> **What is required**
Exactly as given, repeat all of the entries.

> **Material for the task**
· · ·

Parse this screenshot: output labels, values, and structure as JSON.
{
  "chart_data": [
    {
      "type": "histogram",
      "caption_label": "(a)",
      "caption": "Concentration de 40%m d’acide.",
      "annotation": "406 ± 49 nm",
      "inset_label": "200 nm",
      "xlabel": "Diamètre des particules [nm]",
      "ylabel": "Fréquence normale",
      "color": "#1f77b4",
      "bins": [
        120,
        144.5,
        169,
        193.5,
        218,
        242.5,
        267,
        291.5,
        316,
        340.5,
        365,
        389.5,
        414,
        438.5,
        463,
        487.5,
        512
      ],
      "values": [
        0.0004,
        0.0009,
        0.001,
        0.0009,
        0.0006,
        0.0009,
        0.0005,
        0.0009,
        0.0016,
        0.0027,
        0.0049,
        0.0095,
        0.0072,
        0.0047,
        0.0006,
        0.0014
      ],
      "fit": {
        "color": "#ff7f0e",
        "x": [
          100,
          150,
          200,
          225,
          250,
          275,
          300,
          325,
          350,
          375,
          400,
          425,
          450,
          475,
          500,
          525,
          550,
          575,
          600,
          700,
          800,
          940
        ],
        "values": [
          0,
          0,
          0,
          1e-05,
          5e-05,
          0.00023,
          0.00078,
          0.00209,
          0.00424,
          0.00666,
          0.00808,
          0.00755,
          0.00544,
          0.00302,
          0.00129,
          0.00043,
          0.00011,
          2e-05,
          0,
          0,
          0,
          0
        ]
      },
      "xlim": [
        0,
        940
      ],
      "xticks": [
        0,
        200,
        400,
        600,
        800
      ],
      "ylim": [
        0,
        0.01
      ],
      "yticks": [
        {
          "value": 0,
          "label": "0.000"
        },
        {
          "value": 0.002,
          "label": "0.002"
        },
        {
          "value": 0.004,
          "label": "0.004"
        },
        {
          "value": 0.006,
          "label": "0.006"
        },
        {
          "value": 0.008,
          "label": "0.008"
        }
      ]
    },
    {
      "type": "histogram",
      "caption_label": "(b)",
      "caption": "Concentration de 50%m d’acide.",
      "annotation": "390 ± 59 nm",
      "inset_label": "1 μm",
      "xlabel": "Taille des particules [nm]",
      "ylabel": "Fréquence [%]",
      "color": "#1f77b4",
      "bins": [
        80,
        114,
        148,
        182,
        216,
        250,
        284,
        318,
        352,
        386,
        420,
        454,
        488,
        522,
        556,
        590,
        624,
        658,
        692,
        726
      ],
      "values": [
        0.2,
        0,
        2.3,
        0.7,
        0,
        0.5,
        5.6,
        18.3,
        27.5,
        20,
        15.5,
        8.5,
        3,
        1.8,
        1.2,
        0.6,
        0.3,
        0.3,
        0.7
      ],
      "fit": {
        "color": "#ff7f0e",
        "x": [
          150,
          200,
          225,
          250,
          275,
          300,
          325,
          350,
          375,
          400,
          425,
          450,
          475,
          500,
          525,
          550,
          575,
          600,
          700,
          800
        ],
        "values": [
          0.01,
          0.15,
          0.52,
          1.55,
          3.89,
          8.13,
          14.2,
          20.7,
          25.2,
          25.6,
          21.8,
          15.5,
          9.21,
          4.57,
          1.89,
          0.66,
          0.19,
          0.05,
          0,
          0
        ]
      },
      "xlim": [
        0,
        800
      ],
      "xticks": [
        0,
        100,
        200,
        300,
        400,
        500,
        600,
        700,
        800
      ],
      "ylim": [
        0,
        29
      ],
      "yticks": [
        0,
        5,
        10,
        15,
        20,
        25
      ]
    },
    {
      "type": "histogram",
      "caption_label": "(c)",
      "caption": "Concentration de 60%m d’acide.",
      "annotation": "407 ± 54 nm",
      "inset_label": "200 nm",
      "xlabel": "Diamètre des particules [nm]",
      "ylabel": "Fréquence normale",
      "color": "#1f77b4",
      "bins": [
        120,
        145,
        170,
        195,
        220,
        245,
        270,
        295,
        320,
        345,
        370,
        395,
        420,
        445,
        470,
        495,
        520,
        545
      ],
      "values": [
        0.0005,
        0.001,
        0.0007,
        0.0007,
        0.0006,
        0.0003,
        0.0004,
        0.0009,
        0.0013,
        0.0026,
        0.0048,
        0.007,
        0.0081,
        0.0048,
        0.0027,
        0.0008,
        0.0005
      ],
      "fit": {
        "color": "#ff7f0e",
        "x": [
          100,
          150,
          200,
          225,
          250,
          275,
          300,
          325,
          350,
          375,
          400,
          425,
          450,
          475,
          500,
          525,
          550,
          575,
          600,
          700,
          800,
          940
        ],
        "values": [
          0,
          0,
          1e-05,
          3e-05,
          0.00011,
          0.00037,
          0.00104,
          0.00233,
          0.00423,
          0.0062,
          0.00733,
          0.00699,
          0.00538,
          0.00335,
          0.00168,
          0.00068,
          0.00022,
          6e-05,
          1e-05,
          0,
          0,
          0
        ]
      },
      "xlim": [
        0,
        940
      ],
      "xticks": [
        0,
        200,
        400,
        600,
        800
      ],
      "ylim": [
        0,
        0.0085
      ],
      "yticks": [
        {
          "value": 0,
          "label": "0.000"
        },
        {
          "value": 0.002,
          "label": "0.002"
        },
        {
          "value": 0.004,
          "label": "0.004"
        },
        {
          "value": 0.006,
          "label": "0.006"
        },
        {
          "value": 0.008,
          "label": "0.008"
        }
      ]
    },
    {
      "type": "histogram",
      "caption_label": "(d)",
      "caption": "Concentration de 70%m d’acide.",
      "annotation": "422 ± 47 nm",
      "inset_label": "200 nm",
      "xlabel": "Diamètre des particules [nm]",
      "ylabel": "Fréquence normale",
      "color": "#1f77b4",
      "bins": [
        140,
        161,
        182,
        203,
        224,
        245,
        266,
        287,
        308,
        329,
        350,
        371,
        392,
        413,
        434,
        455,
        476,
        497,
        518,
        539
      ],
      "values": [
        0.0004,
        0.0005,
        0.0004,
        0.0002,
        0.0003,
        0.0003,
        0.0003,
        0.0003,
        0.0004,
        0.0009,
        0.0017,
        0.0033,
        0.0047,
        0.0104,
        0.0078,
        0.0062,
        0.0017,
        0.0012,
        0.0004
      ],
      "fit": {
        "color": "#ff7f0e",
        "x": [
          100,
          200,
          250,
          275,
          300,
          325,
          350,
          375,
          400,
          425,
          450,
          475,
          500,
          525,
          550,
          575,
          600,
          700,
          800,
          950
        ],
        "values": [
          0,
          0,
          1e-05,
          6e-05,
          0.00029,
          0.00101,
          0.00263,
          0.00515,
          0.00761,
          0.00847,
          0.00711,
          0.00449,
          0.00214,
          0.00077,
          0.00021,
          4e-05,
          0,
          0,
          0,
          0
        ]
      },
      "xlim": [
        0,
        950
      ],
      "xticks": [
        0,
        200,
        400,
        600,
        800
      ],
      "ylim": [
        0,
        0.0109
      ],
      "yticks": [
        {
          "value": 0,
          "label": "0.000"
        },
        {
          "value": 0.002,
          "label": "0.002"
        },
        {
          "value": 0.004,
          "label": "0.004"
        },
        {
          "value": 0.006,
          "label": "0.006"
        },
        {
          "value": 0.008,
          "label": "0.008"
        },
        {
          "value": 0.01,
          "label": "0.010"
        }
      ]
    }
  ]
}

· · ·

> **Output below**
Parse this screenshot: output labels, values, and structure as JSON.
{
  "chart_data": [
    {
      "type": "histogram",
      "caption_label": "(a)",
      "caption": "Concentration de 40%m d’acide.",
      "annotation": "406 ± 49 nm",
      "inset_label": "200 nm",
      "xlabel": "Diamètre des particules [nm]",
      "ylabel": "Fréquence normale",
      "color": "#1f77b4",
      "bins": [
        120,
        144.5,
        169,
        193.5,
        218,
        242.5,
        267,
        291.5,
        316,
        340.5,
        365,
        389.5,
        414,
        438.5,
        463,
        487.5,
        512
      ],
      "values": [
        0.0004,
        0.0009,
        0.001,
        0.0009,
        0.0006,
        0.0009,
        0.0005,
        0.0009,
        0.0016,
        0.0027,
        0.0049,
        0.0095,
        0.0072,
        0.0047,
        0.0006,
        0.0014
      ],
      "fit": {
        "color": "#ff7f0e",
        "x": [
          100,
          150,
          200,
          225,
          250,
          275,
          300,
          325,
          350,
          375,
          400,
          425,
          450,
          475,
          500,
          525,
          550,
          575,
          600,
          700,
          800,
          940
        ],
        "values": [
          0,
          0,
          0,
          1e-05,
          5e-05,
          0.00023,
          0.00078,
          0.00209,
          0.00424,
          0.00666,
          0.00808,
          0.00755,
          0.00544,
          0.00302,
          0.00129,
          0.00043,
          0.00011,
          2e-05,
          0,
          0,
          0,
          0
        ]
      },
      "xlim": [
        0,
        940
      ],
      "xticks": [
        0,
        200,
        400,
        600,
        800
      ],
      "ylim": [
        0,
        0.01
      ],
      "yticks": [
        {
          "value": 0,
          "label": "0.000"
        },
        {
          "value": 0.002,
          "label": "0.002"
        },
        {
          "value": 0.004,
          "label": "0.004"
        },
        {
          "value": 0.006,
          "label": "0.006"
        },
        {
          "value": 0.008,
          "label": "0.008"
        }
      ]
    },
    {
      "type": "histogram",
      "caption_label": "(b)",
      "caption": "Concentration de 50%m d’acide.",
      "annotation": "390 ± 59 nm",
      "inset_label": "1 μm",
      "xlabel": "Taille des particules [nm]",
      "ylabel": "Fréquence [%]",
      "color": "#1f77b4",
      "bins": [
        80,
        114,
        148,
        182,
        216,
        250,
        284,
        318,
        352,
        386,
        420,
        454,
        488,
        522,
        556,
        590,
        624,
        658,
        692,
        726
      ],
      "values": [
        0.2,
        0,
        2.3,
        0.7,
        0,
        0.5,
        5.6,
        18.3,
        27.5,
        20,
        15.5,
        8.5,
        3,
        1.8,
        1.2,
        0.6,
        0.3,
        0.3,
        0.7
      ],
      "fit": {
        "color": "#ff7f0e",
        "x": [
          150,
          200,
          225,
          250,
          275,
          300,
          325,
          350,
          375,
          400,
          425,
          450,
          475,
          500,
          525,
          550,
          575,
          600,
          700,
          800
        ],
        "values": [
          0.01,
          0.15,
          0.52,
          1.55,
          3.89,
          8.13,
          14.2,
          20.7,
          25.2,
          25.6,
          21.8,
          15.5,
          9.21,
          4.57,
          1.89,
          0.66,
          0.19,
          0.05,
          0,
          0
        ]
      },
      "xlim": [
        0,
        800
      ],
      "xticks": [
        0,
        100,
        200,
        300,
        400,
        500,
        600,
        700,
        800
      ],
      "ylim": [
        0,
        29
      ],
      "yticks": [
        0,
        5,
        10,
        15,
        20,
        25
      ]
    },
    {
      "type": "histogram",
      "caption_label": "(c)",
      "caption": "Concentration de 60%m d’acide.",
      "annotation": "407 ± 54 nm",
      "inset_label": "200 nm",
      "xlabel": "Diamètre des particules [nm]",
      "ylabel": "Fréquence normale",
      "color": "#1f77b4",
      "bins": [
        120,
        145,
        170,
        195,
        220,
        245,
        270,
        295,
        320,
        345,
        370,
        395,
        420,
        445,
        470,
        495,
        520,
        545
      ],
      "values": [
        0.0005,
        0.001,
        0.0007,
        0.0007,
        0.0006,
        0.0003,
        0.0004,
        0.0009,
        0.0013,
        0.0026,
        0.0048,
        0.007,
        0.0081,
        0.0048,
        0.0027,
        0.0008,
        0.0005
      ],
      "fit": {
        "color": "#ff7f0e",
        "x": [
          100,
          150,
          200,
          225,
          250,
          275,
          300,
          325,
          350,
          375,
          400,
          425,
          450,
          475,
          500,
          525,
          550,
          575,
          600,
          700,
          800,
          940
        ],
        "values": [
          0,
          0,
          1e-05,
          3e-05,
          0.00011,
          0.00037,
          0.00104,
          0.00233,
          0.00423,
          0.0062,
          0.00733,
          0.00699,
          0.00538,
          0.00335,
          0.00168,
          0.00068,
          0.00022,
          6e-05,
          1e-05,
          0,
          0,
          0
        ]
      },
      "xlim": [
        0,
        940
      ],
      "xticks": [
        0,
        200,
        400,
        600,
        800
      ],
      "ylim": [
        0,
        0.0085
      ],
      "yticks": [
        {
          "value": 0,
          "label": "0.000"
        },
        {
          "value": 0.002,
          "label": "0.002"
        },
        {
          "value": 0.004,
          "label": "0.004"
        },
        {
          "value": 0.006,
          "label": "0.006"
        },
        {
          "value": 0.008,
          "label": "0.008"
        }
      ]
    },
    {
      "type": "histogram",
      "caption_label": "(d)",
      "caption": "Concentration de 70%m d’acide.",
      "annotation": "422 ± 47 nm",
      "inset_label": "200 nm",
      "xlabel": "Diamètre des particules [nm]",
      "ylabel": "Fréquence normale",
      "color": "#1f77b4",
      "bins": [
        140,
        161,
        182,
        203,
        224,
        245,
        266,
        287,
        308,
        329,
        350,
        371,
        392,
        413,
        434,
        455,
        476,
        497,
        518,
        539
      ],
      "values": [
        0.0004,
        0.0005,
        0.0004,
        0.0002,
        0.0003,
        0.0003,
        0.0003,
        0.0003,
        0.0004,
        0.0009,
        0.0017,
        0.0033,
        0.0047,
        0.0104,
        0.0078,
        0.0062,
        0.0017,
        0.0012,
        0.0004
      ],
      "fit": {
        "color": "#ff7f0e",
        "x": [
          100,
          200,
          250,
          275,
          300,
          325,
          350,
          375,
          400,
          425,
          450,
          475,
          500,
          525,
          550,
          575,
          600,
          700,
          800,
          950
        ],
        "values": [
          0,
          0,
          1e-05,
          6e-05,
          0.00029,
          0.00101,
          0.00263,
          0.00515,
          0.00761,
          0.00847,
          0.00711,
          0.00449,
          0.00214,
          0.00077,
          0.00021,
          4e-05,
          0,
          0,
          0,
          0
        ]
      },
      "xlim": [
        0,
        950
      ],
      "xticks": [
        0,
        200,
        400,
        600,
        800
      ],
      "ylim": [
        0,
        0.0109
      ],
      "yticks": [
        {
          "value": 0,
          "label": "0.000"
        },
        {
          "value": 0.002,
          "label": "0.002"
        },
        {
          "value": 0.004,
          "label": "0.004"
        },
        {
          "value": 0.006,
          "label": "0.006"
        },
        {
          "value": 0.008,
          "label": "0.008"
        },
        {
          "value": 0.01,
          "label": "0.010"
        }
      ]
    }
  ]
}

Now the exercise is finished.